-- MATERIAL FOR THIS EXERCISE --
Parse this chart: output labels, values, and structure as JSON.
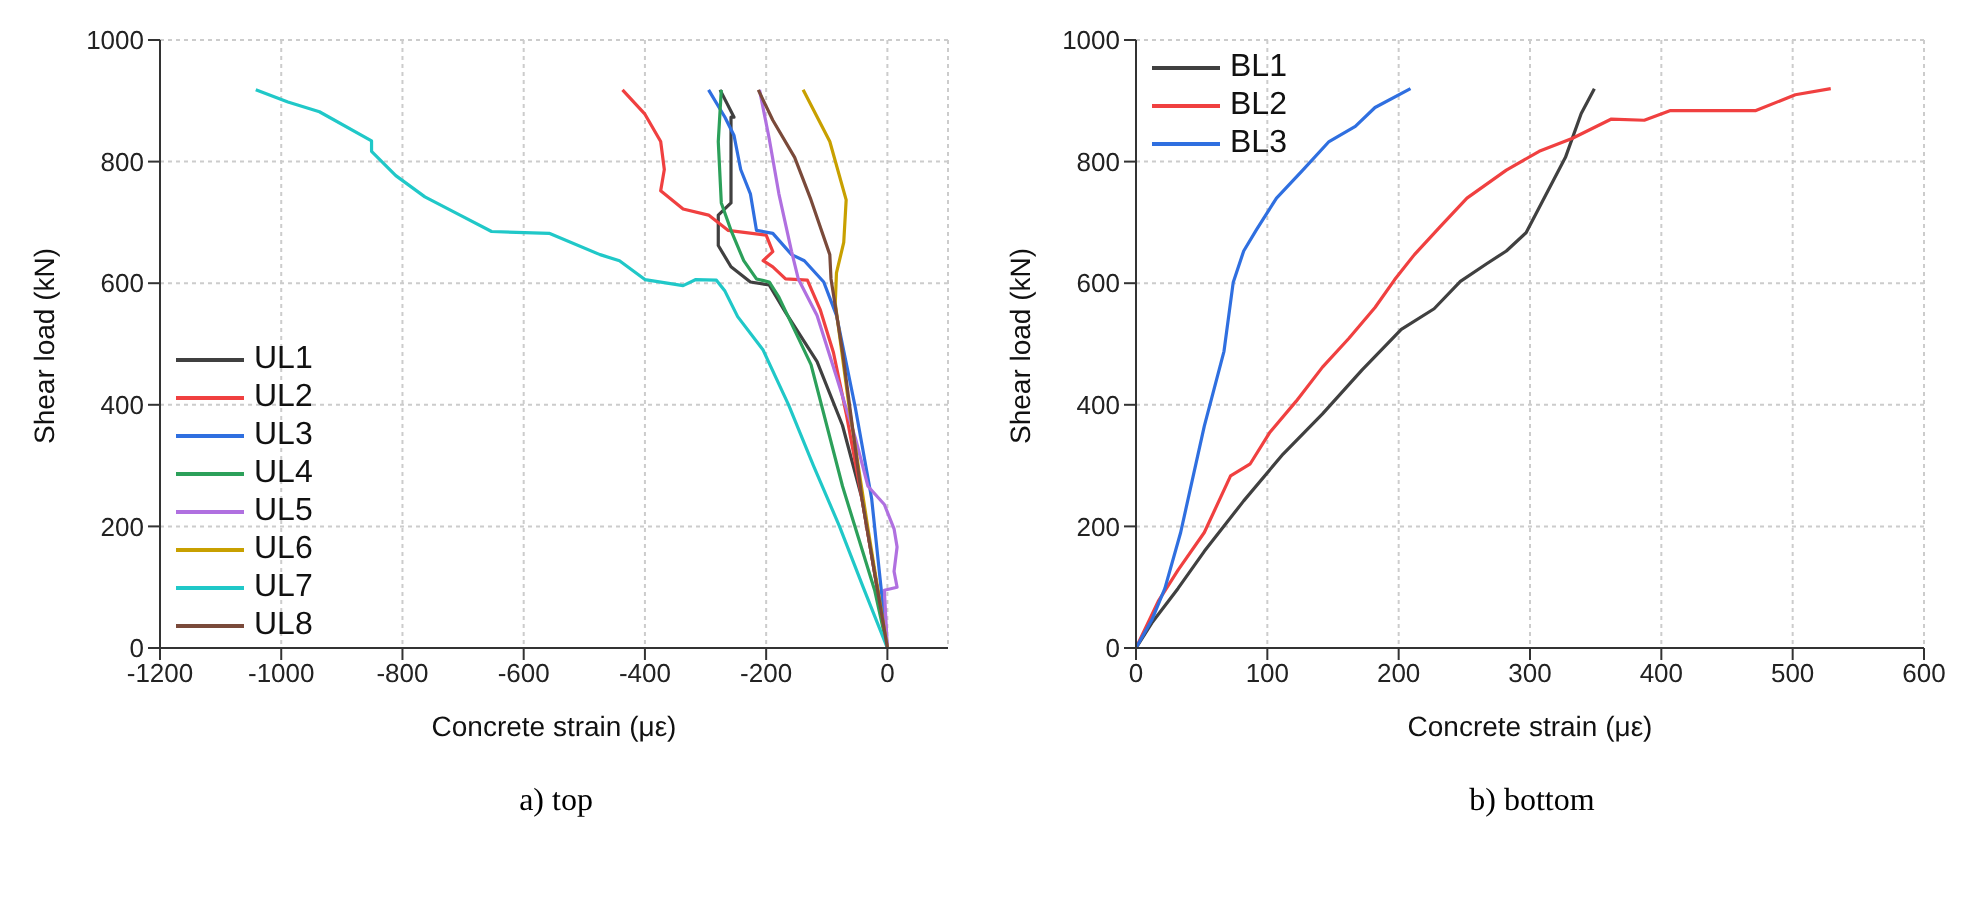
{
  "chart_data": [
    {
      "type": "line",
      "xlabel": "Concrete strain (με)",
      "ylabel": "Shear load (kN)",
      "annotations": [
        "a) top"
      ],
      "xlim": [
        -1200,
        100
      ],
      "xticks": [
        -1200,
        -1000,
        -800,
        -600,
        -400,
        -200,
        0
      ],
      "ylim": [
        0,
        1000
      ],
      "yticks": [
        0,
        200,
        400,
        600,
        800,
        1000
      ],
      "grid": true,
      "legend": "bottom left",
      "line_style": "solid",
      "marker": "none",
      "series": [
        {
          "name": "UL1",
          "color": "#404040",
          "x": [
            0,
            -42,
            -74,
            -116,
            -168,
            -195,
            -226,
            -258,
            -279,
            -279,
            -258,
            -258,
            -258,
            -253,
            -276
          ],
          "values": [
            0,
            246,
            366,
            471,
            552,
            597,
            602,
            627,
            662,
            712,
            732,
            782,
            873,
            873,
            918
          ]
        },
        {
          "name": "UL2",
          "color": "#f04040",
          "x": [
            0,
            -42,
            -68,
            -89,
            -111,
            -132,
            -168,
            -189,
            -205,
            -189,
            -200,
            -263,
            -295,
            -337,
            -374,
            -368,
            -374,
            -400,
            -437
          ],
          "values": [
            0,
            246,
            386,
            486,
            557,
            605,
            607,
            627,
            637,
            652,
            679,
            687,
            712,
            722,
            752,
            787,
            833,
            878,
            918
          ]
        },
        {
          "name": "UL3",
          "color": "#2f6fe0",
          "x": [
            0,
            -26,
            -53,
            -84,
            -105,
            -137,
            -158,
            -189,
            -216,
            -226,
            -242,
            -253,
            -268,
            -295
          ],
          "values": [
            0,
            246,
            396,
            547,
            602,
            637,
            647,
            682,
            687,
            747,
            787,
            843,
            873,
            918
          ]
        },
        {
          "name": "UL4",
          "color": "#2ca05a",
          "x": [
            0,
            -21,
            -74,
            -126,
            -179,
            -195,
            -216,
            -237,
            -258,
            -274,
            -279,
            -274
          ],
          "values": [
            0,
            95,
            266,
            466,
            577,
            602,
            607,
            637,
            687,
            732,
            833,
            918
          ]
        },
        {
          "name": "UL5",
          "color": "#b070e0",
          "x": [
            0,
            -5,
            16,
            11,
            16,
            11,
            -5,
            -32,
            -53,
            -84,
            -116,
            -147,
            -158,
            -179,
            -195,
            -211
          ],
          "values": [
            0,
            95,
            100,
            126,
            166,
            196,
            236,
            266,
            346,
            446,
            547,
            607,
            652,
            747,
            838,
            918
          ]
        },
        {
          "name": "UL6",
          "color": "#c8a000",
          "x": [
            0,
            -32,
            -63,
            -86,
            -84,
            -72,
            -68,
            -95,
            -139
          ],
          "values": [
            0,
            196,
            396,
            567,
            617,
            667,
            737,
            833,
            918
          ]
        },
        {
          "name": "UL7",
          "color": "#20c8c8",
          "x": [
            0,
            -40,
            -79,
            -122,
            -163,
            -205,
            -247,
            -268,
            -282,
            -316,
            -337,
            -400,
            -442,
            -474,
            -558,
            -653,
            -705,
            -763,
            -811,
            -851,
            -851,
            -937,
            -989,
            -1042
          ],
          "values": [
            0,
            100,
            200,
            300,
            400,
            490,
            545,
            587,
            605,
            606,
            596,
            606,
            637,
            647,
            682,
            685,
            712,
            742,
            777,
            817,
            834,
            882,
            898,
            918
          ]
        },
        {
          "name": "UL8",
          "color": "#7a4a3a",
          "x": [
            0,
            -42,
            -74,
            -93,
            -95,
            -126,
            -153,
            -189,
            -213
          ],
          "values": [
            0,
            246,
            487,
            607,
            647,
            737,
            807,
            868,
            918
          ]
        }
      ]
    },
    {
      "type": "line",
      "xlabel": "Concrete strain (με)",
      "ylabel": "Shear load (kN)",
      "annotations": [
        "b) bottom"
      ],
      "xlim": [
        0,
        600
      ],
      "xticks": [
        0,
        100,
        200,
        300,
        400,
        500,
        600
      ],
      "ylim": [
        0,
        1000
      ],
      "yticks": [
        0,
        200,
        400,
        600,
        800,
        1000
      ],
      "grid": true,
      "legend": "top left",
      "line_style": "solid",
      "marker": "none",
      "series": [
        {
          "name": "BL1",
          "color": "#404040",
          "x": [
            0,
            12,
            32,
            52,
            82,
            112,
            142,
            172,
            202,
            227,
            247,
            267,
            282,
            297,
            312,
            327,
            339,
            349
          ],
          "values": [
            0,
            41,
            98,
            159,
            242,
            319,
            385,
            457,
            524,
            558,
            603,
            632,
            653,
            683,
            745,
            807,
            879,
            920
          ]
        },
        {
          "name": "BL2",
          "color": "#f04040",
          "x": [
            0,
            17,
            32,
            52,
            72,
            87,
            102,
            122,
            142,
            162,
            182,
            197,
            212,
            232,
            252,
            282,
            307,
            332,
            362,
            387,
            407,
            472,
            502,
            529
          ],
          "values": [
            0,
            77,
            128,
            190,
            283,
            303,
            355,
            406,
            462,
            509,
            560,
            606,
            647,
            694,
            740,
            786,
            817,
            838,
            870,
            868,
            884,
            884,
            910,
            920
          ]
        },
        {
          "name": "BL3",
          "color": "#2f6fe0",
          "x": [
            0,
            12,
            22,
            34,
            52,
            67,
            74,
            82,
            92,
            107,
            127,
            147,
            167,
            182,
            209
          ],
          "values": [
            0,
            46,
            98,
            190,
            365,
            488,
            601,
            653,
            689,
            740,
            786,
            833,
            858,
            889,
            920
          ]
        }
      ]
    }
  ]
}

-- TASK DESCRIPTION --
Reproduce the records verbatim, omitting all images they contain.

-- CORRECT RESPONSE --
Parse this chart: output labels, values, and structure as JSON.
{
  "chart_data": [
    {
      "type": "line",
      "xlabel": "Concrete strain (με)",
      "ylabel": "Shear load (kN)",
      "annotations": [
        "a) top"
      ],
      "xlim": [
        -1200,
        100
      ],
      "xticks": [
        -1200,
        -1000,
        -800,
        -600,
        -400,
        -200,
        0
      ],
      "ylim": [
        0,
        1000
      ],
      "yticks": [
        0,
        200,
        400,
        600,
        800,
        1000
      ],
      "grid": true,
      "legend": "bottom left",
      "line_style": "solid",
      "marker": "none",
      "series": [
        {
          "name": "UL1",
          "color": "#404040",
          "x": [
            0,
            -42,
            -74,
            -116,
            -168,
            -195,
            -226,
            -258,
            -279,
            -279,
            -258,
            -258,
            -258,
            -253,
            -276
          ],
          "values": [
            0,
            246,
            366,
            471,
            552,
            597,
            602,
            627,
            662,
            712,
            732,
            782,
            873,
            873,
            918
          ]
        },
        {
          "name": "UL2",
          "color": "#f04040",
          "x": [
            0,
            -42,
            -68,
            -89,
            -111,
            -132,
            -168,
            -189,
            -205,
            -189,
            -200,
            -263,
            -295,
            -337,
            -374,
            -368,
            -374,
            -400,
            -437
          ],
          "values": [
            0,
            246,
            386,
            486,
            557,
            605,
            607,
            627,
            637,
            652,
            679,
            687,
            712,
            722,
            752,
            787,
            833,
            878,
            918
          ]
        },
        {
          "name": "UL3",
          "color": "#2f6fe0",
          "x": [
            0,
            -26,
            -53,
            -84,
            -105,
            -137,
            -158,
            -189,
            -216,
            -226,
            -242,
            -253,
            -268,
            -295
          ],
          "values": [
            0,
            246,
            396,
            547,
            602,
            637,
            647,
            682,
            687,
            747,
            787,
            843,
            873,
            918
          ]
        },
        {
          "name": "UL4",
          "color": "#2ca05a",
          "x": [
            0,
            -21,
            -74,
            -126,
            -179,
            -195,
            -216,
            -237,
            -258,
            -274,
            -279,
            -274
          ],
          "values": [
            0,
            95,
            266,
            466,
            577,
            602,
            607,
            637,
            687,
            732,
            833,
            918
          ]
        },
        {
          "name": "UL5",
          "color": "#b070e0",
          "x": [
            0,
            -5,
            16,
            11,
            16,
            11,
            -5,
            -32,
            -53,
            -84,
            -116,
            -147,
            -158,
            -179,
            -195,
            -211
          ],
          "values": [
            0,
            95,
            100,
            126,
            166,
            196,
            236,
            266,
            346,
            446,
            547,
            607,
            652,
            747,
            838,
            918
          ]
        },
        {
          "name": "UL6",
          "color": "#c8a000",
          "x": [
            0,
            -32,
            -63,
            -86,
            -84,
            -72,
            -68,
            -95,
            -139
          ],
          "values": [
            0,
            196,
            396,
            567,
            617,
            667,
            737,
            833,
            918
          ]
        },
        {
          "name": "UL7",
          "color": "#20c8c8",
          "x": [
            0,
            -40,
            -79,
            -122,
            -163,
            -205,
            -247,
            -268,
            -282,
            -316,
            -337,
            -400,
            -442,
            -474,
            -558,
            -653,
            -705,
            -763,
            -811,
            -851,
            -851,
            -937,
            -989,
            -1042
          ],
          "values": [
            0,
            100,
            200,
            300,
            400,
            490,
            545,
            587,
            605,
            606,
            596,
            606,
            637,
            647,
            682,
            685,
            712,
            742,
            777,
            817,
            834,
            882,
            898,
            918
          ]
        },
        {
          "name": "UL8",
          "color": "#7a4a3a",
          "x": [
            0,
            -42,
            -74,
            -93,
            -95,
            -126,
            -153,
            -189,
            -213
          ],
          "values": [
            0,
            246,
            487,
            607,
            647,
            737,
            807,
            868,
            918
          ]
        }
      ]
    },
    {
      "type": "line",
      "xlabel": "Concrete strain (με)",
      "ylabel": "Shear load (kN)",
      "annotations": [
        "b) bottom"
      ],
      "xlim": [
        0,
        600
      ],
      "xticks": [
        0,
        100,
        200,
        300,
        400,
        500,
        600
      ],
      "ylim": [
        0,
        1000
      ],
      "yticks": [
        0,
        200,
        400,
        600,
        800,
        1000
      ],
      "grid": true,
      "legend": "top left",
      "line_style": "solid",
      "marker": "none",
      "series": [
        {
          "name": "BL1",
          "color": "#404040",
          "x": [
            0,
            12,
            32,
            52,
            82,
            112,
            142,
            172,
            202,
            227,
            247,
            267,
            282,
            297,
            312,
            327,
            339,
            349
          ],
          "values": [
            0,
            41,
            98,
            159,
            242,
            319,
            385,
            457,
            524,
            558,
            603,
            632,
            653,
            683,
            745,
            807,
            879,
            920
          ]
        },
        {
          "name": "BL2",
          "color": "#f04040",
          "x": [
            0,
            17,
            32,
            52,
            72,
            87,
            102,
            122,
            142,
            162,
            182,
            197,
            212,
            232,
            252,
            282,
            307,
            332,
            362,
            387,
            407,
            472,
            502,
            529
          ],
          "values": [
            0,
            77,
            128,
            190,
            283,
            303,
            355,
            406,
            462,
            509,
            560,
            606,
            647,
            694,
            740,
            786,
            817,
            838,
            870,
            868,
            884,
            884,
            910,
            920
          ]
        },
        {
          "name": "BL3",
          "color": "#2f6fe0",
          "x": [
            0,
            12,
            22,
            34,
            52,
            67,
            74,
            82,
            92,
            107,
            127,
            147,
            167,
            182,
            209
          ],
          "values": [
            0,
            46,
            98,
            190,
            365,
            488,
            601,
            653,
            689,
            740,
            786,
            833,
            858,
            889,
            920
          ]
        }
      ]
    }
  ]
}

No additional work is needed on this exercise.